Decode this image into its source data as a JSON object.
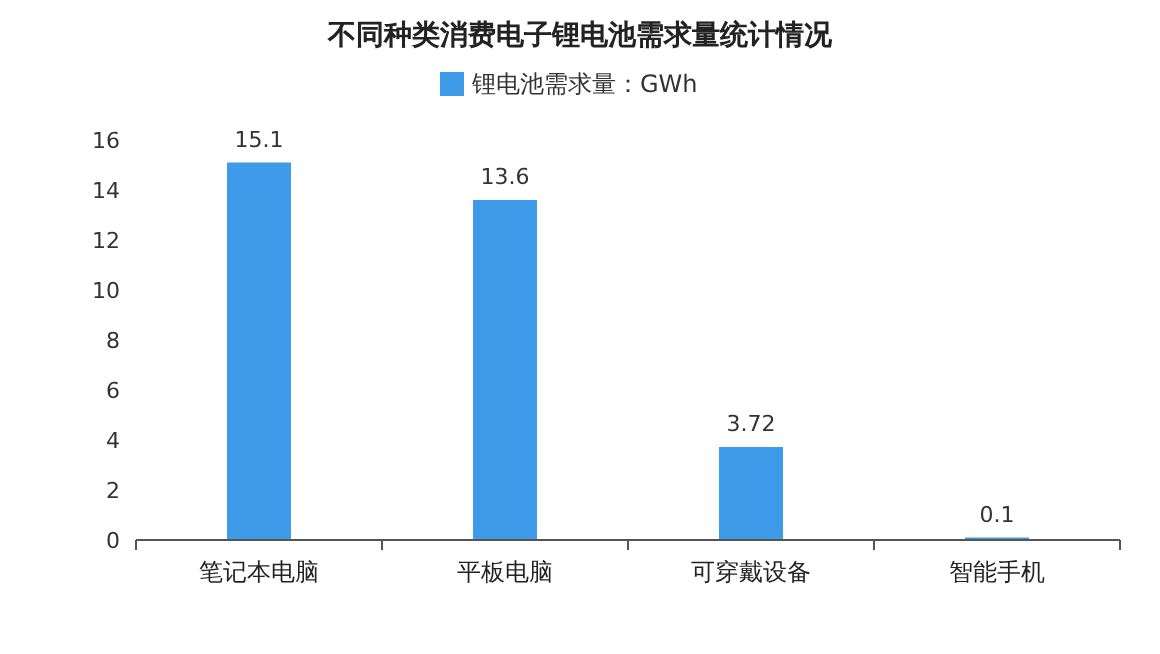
{
  "chart_data": {
    "type": "bar",
    "title": "不同种类消费电子锂电池需求量统计情况",
    "categories": [
      "笔记本电脑",
      "平板电脑",
      "可穿戴设备",
      "智能手机"
    ],
    "series": [
      {
        "name": "锂电池需求量：GWh",
        "color": "#3e9bea",
        "values": [
          15.1,
          13.6,
          3.72,
          0.1
        ]
      }
    ],
    "ylim": [
      0,
      16
    ],
    "yticks": [
      0,
      2,
      4,
      6,
      8,
      10,
      12,
      14,
      16
    ],
    "data_labels": true,
    "legend": "top",
    "grid": false
  }
}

◆ **Required work**
Quote everything in the listing above exactly; pictures are the only thing to omit.

◆ **Written answer**
Decode this image into its source data as a JSON object.
{
  "chart_data": {
    "type": "bar",
    "title": "不同种类消费电子锂电池需求量统计情况",
    "categories": [
      "笔记本电脑",
      "平板电脑",
      "可穿戴设备",
      "智能手机"
    ],
    "series": [
      {
        "name": "锂电池需求量：GWh",
        "color": "#3e9bea",
        "values": [
          15.1,
          13.6,
          3.72,
          0.1
        ]
      }
    ],
    "ylim": [
      0,
      16
    ],
    "yticks": [
      0,
      2,
      4,
      6,
      8,
      10,
      12,
      14,
      16
    ],
    "data_labels": true,
    "legend": "top",
    "grid": false
  }
}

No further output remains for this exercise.